- GIVEN INSTRUCTION:
Retype the records below exactly as they appear, but leave out any pictures.

- EXTRACTED DATA:
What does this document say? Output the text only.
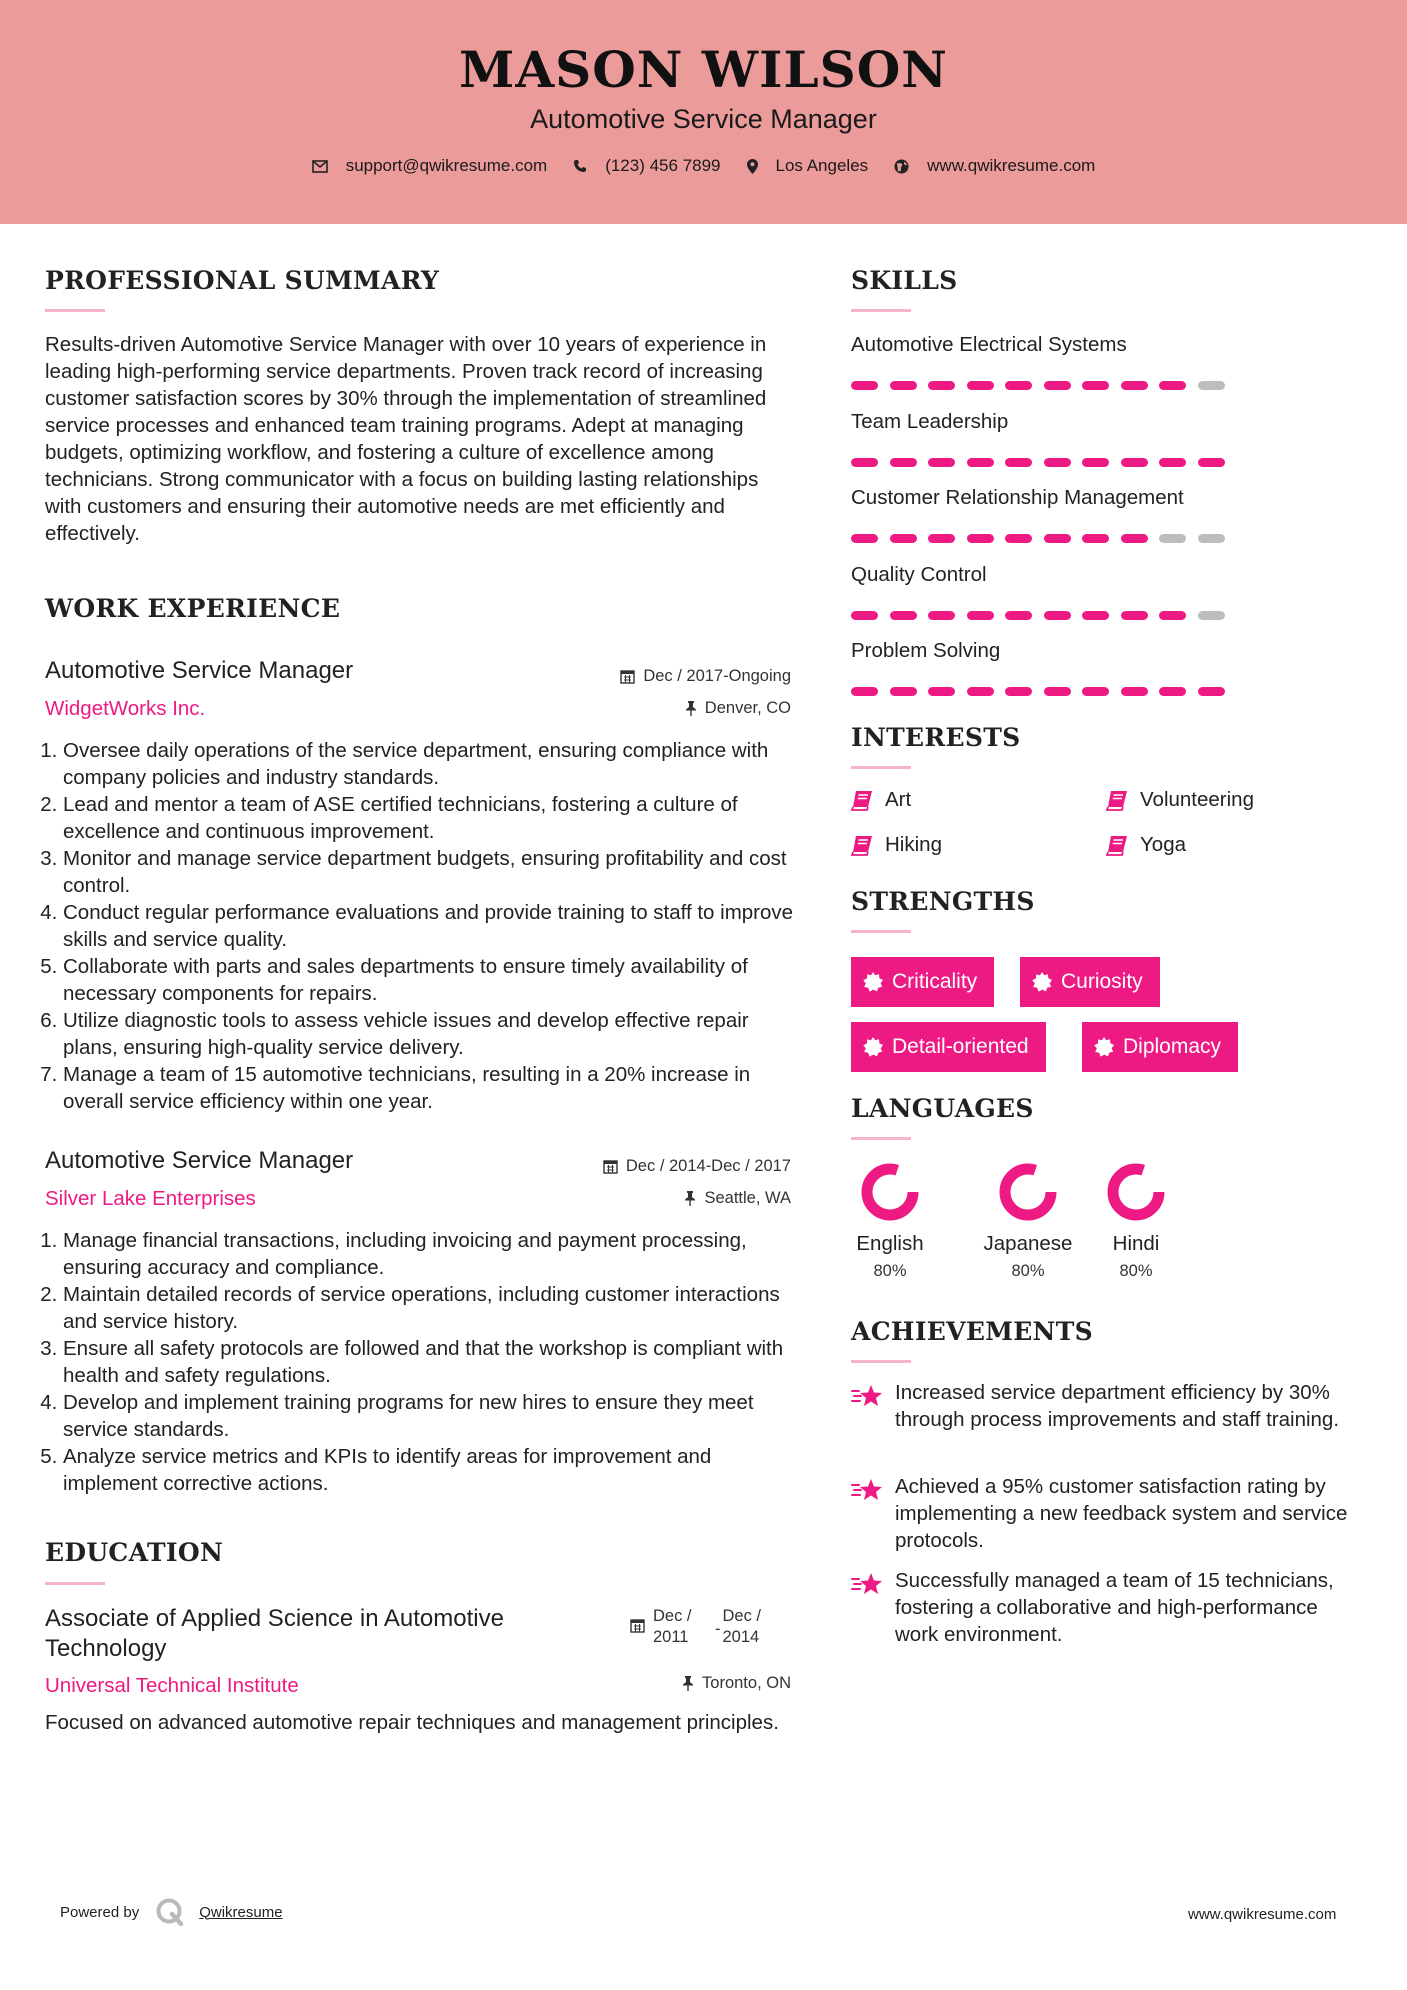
MASON WILSON
Automotive Service Manager
support@qwikresume.com	(123) 456 7899	Los Angeles	www.qwikresume.com
PROFESSIONAL SUMMARY
Results-driven Automotive Service Manager with over 10 years of experience in leading high-performing service departments. Proven track record of increasing customer satisfaction scores by 30% through the implementation of streamlined service processes and enhanced team training programs. Adept at managing budgets, optimizing workflow, and fostering a culture of excellence among technicians. Strong communicator with a focus on building lasting relationships with customers and ensuring their automotive needs are met efficiently and effectively.
WORK EXPERIENCE
Automotive Service Manager	Dec / 2017-Ongoing
WidgetWorks Inc.	Denver, CO
1. Oversee daily operations of the service department, ensuring compliance with company policies and industry standards.
2. Lead and mentor a team of ASE certified technicians, fostering a culture of excellence and continuous improvement.
3. Monitor and manage service department budgets, ensuring profitability and cost control.
4. Conduct regular performance evaluations and provide training to staff to improve skills and service quality.
5. Collaborate with parts and sales departments to ensure timely availability of necessary components for repairs.
6. Utilize diagnostic tools to assess vehicle issues and develop effective repair plans, ensuring high-quality service delivery.
7. Manage a team of 15 automotive technicians, resulting in a 20% increase in overall service efficiency within one year.
Automotive Service Manager	Dec / 2014-Dec / 2017
Silver Lake Enterprises	Seattle, WA
1. Manage financial transactions, including invoicing and payment processing, ensuring accuracy and compliance.
2. Maintain detailed records of service operations, including customer interactions and service history.
3. Ensure all safety protocols are followed and that the workshop is compliant with health and safety regulations.
4. Develop and implement training programs for new hires to ensure they meet service standards.
5. Analyze service metrics and KPIs to identify areas for improvement and implement corrective actions.
EDUCATION
Associate of Applied Science in Automotive Technology
Dec / 2011	-
Dec / 2014
Universal Technical Institute	Toronto, ON
Focused on advanced automotive repair techniques and management principles.
SKILLS
Automotive Electrical Systems
Team Leadership
Customer Relationship Management
Quality Control
Problem Solving
INTERESTS
Art	Volunteering
Hiking	Yoga
STRENGTHS
Criticality	Curiosity
Detail-oriented	Diplomacy
LANGUAGES
English
80%
Japanese
80%
Hindi
80%
ACHIEVEMENTS
Increased service department efficiency by 30% through process improvements and staff training.
Achieved a 95% customer satisfaction rating by implementing a new feedback system and service protocols.
Successfully managed a team of 15 technicians, fostering a collaborative and high-performance work environment.
Powered by	Qwikresume	www.qwikresume.com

- OUTPUT OF THE TASK:
What does this document say? Output the text only.
MASON WILSON
Automotive Service Manager
support@qwikresume.com	(123) 456 7899	Los Angeles	www.qwikresume.com
PROFESSIONAL SUMMARY
Results-driven Automotive Service Manager with over 10 years of experience in leading high-performing service departments. Proven track record of increasing customer satisfaction scores by 30% through the implementation of streamlined service processes and enhanced team training programs. Adept at managing budgets, optimizing workflow, and fostering a culture of excellence among technicians. Strong communicator with a focus on building lasting relationships with customers and ensuring their automotive needs are met efficiently and effectively.
WORK EXPERIENCE
Automotive Service Manager	Dec / 2017-Ongoing
WidgetWorks Inc.	Denver, CO
1. Oversee daily operations of the service department, ensuring compliance with company policies and industry standards.
2. Lead and mentor a team of ASE certified technicians, fostering a culture of excellence and continuous improvement.
3. Monitor and manage service department budgets, ensuring profitability and cost control.
4. Conduct regular performance evaluations and provide training to staff to improve skills and service quality.
5. Collaborate with parts and sales departments to ensure timely availability of necessary components for repairs.
6. Utilize diagnostic tools to assess vehicle issues and develop effective repair plans, ensuring high-quality service delivery.
7. Manage a team of 15 automotive technicians, resulting in a 20% increase in overall service efficiency within one year.
Automotive Service Manager	Dec / 2014-Dec / 2017
Silver Lake Enterprises	Seattle, WA
1. Manage financial transactions, including invoicing and payment processing, ensuring accuracy and compliance.
2. Maintain detailed records of service operations, including customer interactions and service history.
3. Ensure all safety protocols are followed and that the workshop is compliant with health and safety regulations.
4. Develop and implement training programs for new hires to ensure they meet service standards.
5. Analyze service metrics and KPIs to identify areas for improvement and implement corrective actions.
EDUCATION
Associate of Applied Science in Automotive Technology
Dec / 2011	-
Dec / 2014
Universal Technical Institute	Toronto, ON
Focused on advanced automotive repair techniques and management principles.
SKILLS
Automotive Electrical Systems
Team Leadership
Customer Relationship Management
Quality Control
Problem Solving
INTERESTS
Art	Volunteering
Hiking	Yoga
STRENGTHS
Criticality	Curiosity
Detail-oriented	Diplomacy
LANGUAGES
English
80%
Japanese
80%
Hindi
80%
ACHIEVEMENTS
Increased service department efficiency by 30% through process improvements and staff training.
Achieved a 95% customer satisfaction rating by implementing a new feedback system and service protocols.
Successfully managed a team of 15 technicians, fostering a collaborative and high-performance work environment.
Powered by	Qwikresume	www.qwikresume.com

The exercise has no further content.